** Records excerpted from a collection **
<<<<
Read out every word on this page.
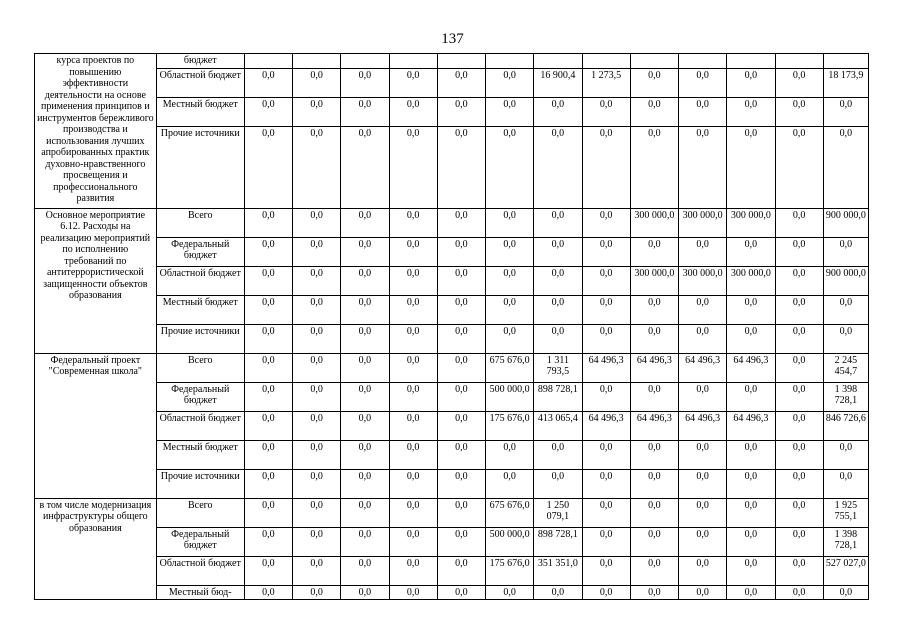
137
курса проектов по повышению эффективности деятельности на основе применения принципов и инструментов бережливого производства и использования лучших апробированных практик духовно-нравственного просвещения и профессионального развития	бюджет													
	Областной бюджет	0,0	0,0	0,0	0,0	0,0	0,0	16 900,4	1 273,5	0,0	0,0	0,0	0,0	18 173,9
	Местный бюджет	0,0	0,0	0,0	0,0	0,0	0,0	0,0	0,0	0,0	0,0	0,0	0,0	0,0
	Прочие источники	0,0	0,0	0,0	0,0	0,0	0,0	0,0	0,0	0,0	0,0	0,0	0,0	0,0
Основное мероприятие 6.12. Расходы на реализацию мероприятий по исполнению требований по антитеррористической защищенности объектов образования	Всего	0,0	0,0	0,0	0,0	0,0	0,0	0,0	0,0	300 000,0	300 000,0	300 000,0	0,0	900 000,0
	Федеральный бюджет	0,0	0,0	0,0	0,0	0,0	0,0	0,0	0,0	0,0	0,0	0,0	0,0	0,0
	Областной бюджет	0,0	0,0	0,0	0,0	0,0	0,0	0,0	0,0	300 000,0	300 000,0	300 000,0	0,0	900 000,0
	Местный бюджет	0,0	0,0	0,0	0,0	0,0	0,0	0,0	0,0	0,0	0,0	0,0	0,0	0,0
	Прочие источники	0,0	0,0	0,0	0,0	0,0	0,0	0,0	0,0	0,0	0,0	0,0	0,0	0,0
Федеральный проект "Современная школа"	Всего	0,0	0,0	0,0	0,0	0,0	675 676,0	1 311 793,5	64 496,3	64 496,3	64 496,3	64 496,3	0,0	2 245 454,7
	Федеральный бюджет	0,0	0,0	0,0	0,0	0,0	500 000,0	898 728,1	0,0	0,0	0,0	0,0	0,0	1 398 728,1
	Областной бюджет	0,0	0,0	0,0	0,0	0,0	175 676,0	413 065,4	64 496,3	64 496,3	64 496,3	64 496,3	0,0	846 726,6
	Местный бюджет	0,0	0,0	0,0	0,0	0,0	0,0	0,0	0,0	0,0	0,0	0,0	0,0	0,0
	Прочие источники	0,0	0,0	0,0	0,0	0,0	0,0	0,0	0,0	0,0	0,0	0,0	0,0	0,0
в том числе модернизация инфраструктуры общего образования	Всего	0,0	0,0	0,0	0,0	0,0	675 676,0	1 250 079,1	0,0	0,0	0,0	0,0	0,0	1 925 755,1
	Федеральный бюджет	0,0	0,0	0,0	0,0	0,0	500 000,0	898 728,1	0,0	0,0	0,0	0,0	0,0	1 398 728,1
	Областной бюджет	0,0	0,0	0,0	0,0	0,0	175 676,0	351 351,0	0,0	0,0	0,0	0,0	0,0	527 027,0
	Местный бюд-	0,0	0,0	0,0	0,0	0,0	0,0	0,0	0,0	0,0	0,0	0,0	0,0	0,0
>>>>
<<<<
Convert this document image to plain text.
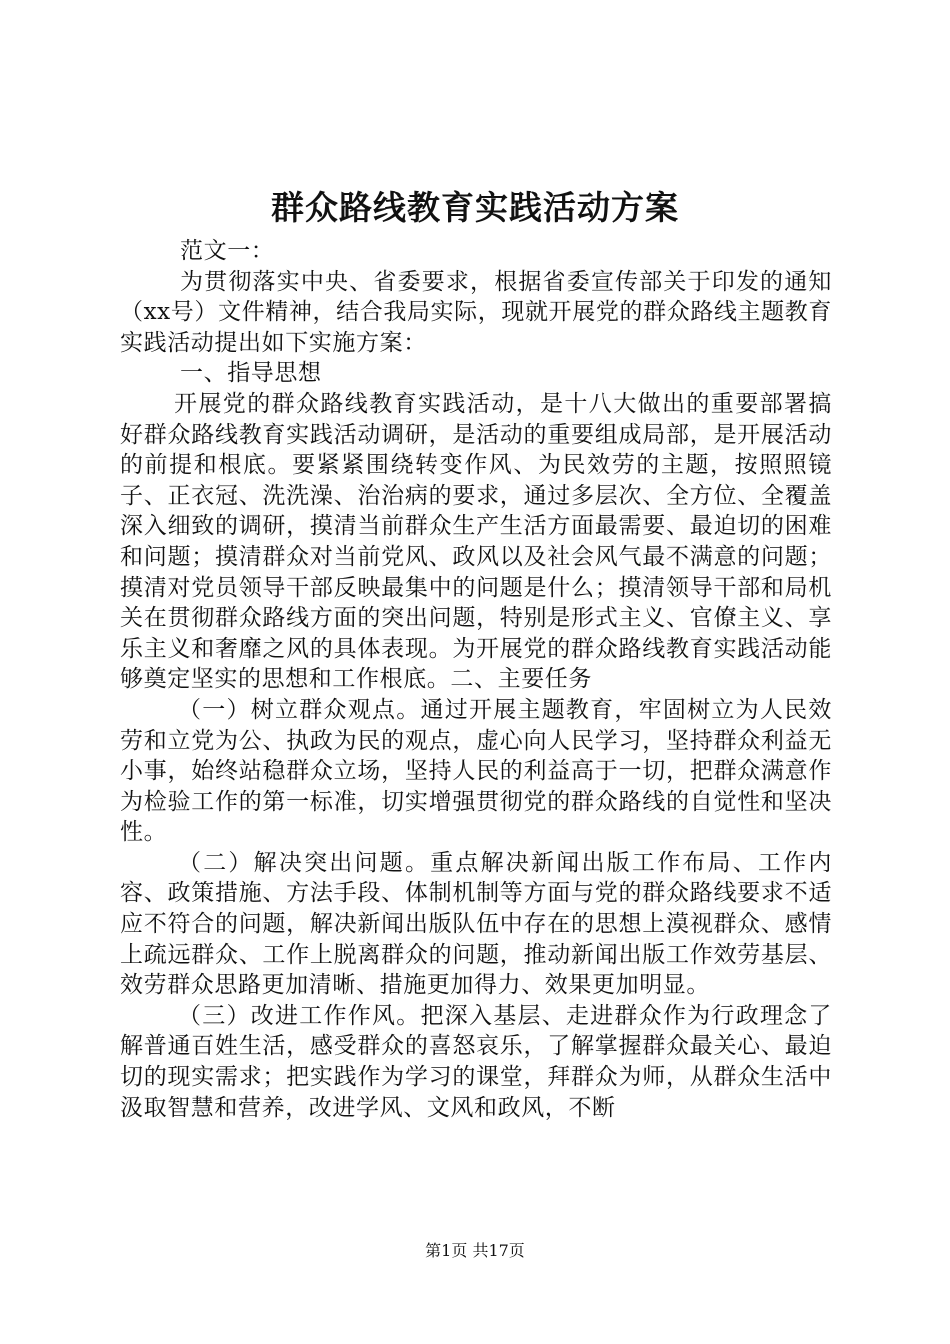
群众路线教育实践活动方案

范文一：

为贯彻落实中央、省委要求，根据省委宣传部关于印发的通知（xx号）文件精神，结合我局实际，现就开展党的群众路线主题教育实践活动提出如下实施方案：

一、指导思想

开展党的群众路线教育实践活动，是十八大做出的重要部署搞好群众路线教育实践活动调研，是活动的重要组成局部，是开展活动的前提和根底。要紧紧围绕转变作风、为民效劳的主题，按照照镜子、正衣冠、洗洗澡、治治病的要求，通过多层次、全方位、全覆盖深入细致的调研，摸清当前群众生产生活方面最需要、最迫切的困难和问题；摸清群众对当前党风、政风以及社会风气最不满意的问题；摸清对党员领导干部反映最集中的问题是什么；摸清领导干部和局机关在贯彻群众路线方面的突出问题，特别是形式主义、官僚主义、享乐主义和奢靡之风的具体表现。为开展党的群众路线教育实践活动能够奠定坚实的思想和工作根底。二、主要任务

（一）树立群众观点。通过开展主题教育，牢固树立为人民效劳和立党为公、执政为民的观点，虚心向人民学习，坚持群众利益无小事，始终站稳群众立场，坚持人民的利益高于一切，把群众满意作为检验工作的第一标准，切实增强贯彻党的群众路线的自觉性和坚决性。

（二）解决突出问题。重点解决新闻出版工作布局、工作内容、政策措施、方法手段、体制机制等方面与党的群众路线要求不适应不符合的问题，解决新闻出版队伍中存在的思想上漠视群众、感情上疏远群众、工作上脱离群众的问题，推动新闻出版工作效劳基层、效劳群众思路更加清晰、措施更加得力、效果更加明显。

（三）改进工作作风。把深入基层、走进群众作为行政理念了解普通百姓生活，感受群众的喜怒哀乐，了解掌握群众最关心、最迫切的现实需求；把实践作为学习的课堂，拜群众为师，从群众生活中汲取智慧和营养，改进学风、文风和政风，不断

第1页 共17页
>>>>
** Directive **
Pull out every line of the entries that includes the word "Областной".

** Response below **
	Областной бюджет	0,0	0,0	0,0	0,0	0,0	0,0	16 900,4	1 273,5	0,0	0,0	0,0	0,0	18 173,9
	Областной бюджет	0,0	0,0	0,0	0,0	0,0	0,0	0,0	0,0	300 000,0	300 000,0	300 000,0	0,0	900 000,0
	Областной бюджет	0,0	0,0	0,0	0,0	0,0	175 676,0	413 065,4	64 496,3	64 496,3	64 496,3	64 496,3	0,0	846 726,6
	Областной бюджет	0,0	0,0	0,0	0,0	0,0	175 676,0	351 351,0	0,0	0,0	0,0	0,0	0,0	527 027,0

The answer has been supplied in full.